Data supplied
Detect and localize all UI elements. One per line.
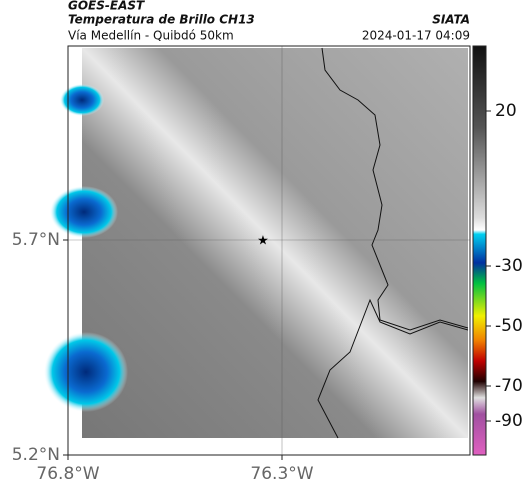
product: Temperatura de Brillo CH13 [68, 13, 255, 27]
colorbar-tick-label: 20 [495, 101, 517, 121]
cold-cloud [60, 84, 104, 116]
route: Vía Medellín - Quibdó 50km [68, 29, 234, 43]
boundary [317, 47, 469, 439]
x-tick-label: 76.3°W [250, 464, 313, 484]
colorbar-tick-label: -50 [495, 316, 523, 336]
cold-cloud [44, 332, 128, 412]
ticks: 76.8°W 76.3°W 5.7°N 5.2°N 20 -30 -50 -70 -90 [12, 101, 523, 484]
satellite-image [82, 48, 468, 438]
colorbar-tick-label: -90 [495, 411, 523, 431]
org: SIATA [432, 13, 470, 27]
y-tick-label: 5.7°N [12, 230, 60, 250]
colorbar [472, 45, 487, 456]
timestamp: 2024-01-17 04:09 [362, 29, 470, 43]
x-tick-label: 76.8°W [36, 464, 99, 484]
map-frame [67, 45, 471, 456]
cold-cloud [50, 186, 118, 238]
colorbar-tick-label: -70 [495, 376, 523, 396]
y-tick-label: 5.2°N [12, 445, 60, 465]
title: GOES-EAST [68, 0, 145, 13]
station-marker: ★ [257, 234, 269, 249]
colorbar-tick-label: -30 [495, 256, 523, 276]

Problem requirements
Reproduce every line of the data above verbatim, omitting the picture.

Correct result
Detect and localize all UI elements. One per line.
product: Temperatura de Brillo CH13 [68, 13, 255, 27]
colorbar-tick-label: 20 [495, 101, 517, 121]
cold-cloud [60, 84, 104, 116]
route: Vía Medellín - Quibdó 50km [68, 29, 234, 43]
boundary [317, 47, 469, 439]
x-tick-label: 76.3°W [250, 464, 313, 484]
colorbar-tick-label: -50 [495, 316, 523, 336]
cold-cloud [44, 332, 128, 412]
ticks: 76.8°W 76.3°W 5.7°N 5.2°N 20 -30 -50 -70 -90 [12, 101, 523, 484]
satellite-image [82, 48, 468, 438]
colorbar-tick-label: -90 [495, 411, 523, 431]
org: SIATA [432, 13, 470, 27]
y-tick-label: 5.7°N [12, 230, 60, 250]
colorbar [472, 45, 487, 456]
timestamp: 2024-01-17 04:09 [362, 29, 470, 43]
x-tick-label: 76.8°W [36, 464, 99, 484]
map-frame [67, 45, 471, 456]
cold-cloud [50, 186, 118, 238]
colorbar-tick-label: -70 [495, 376, 523, 396]
y-tick-label: 5.2°N [12, 445, 60, 465]
title: GOES-EAST [68, 0, 145, 13]
station-marker: ★ [257, 234, 269, 249]
colorbar-tick-label: -30 [495, 256, 523, 276]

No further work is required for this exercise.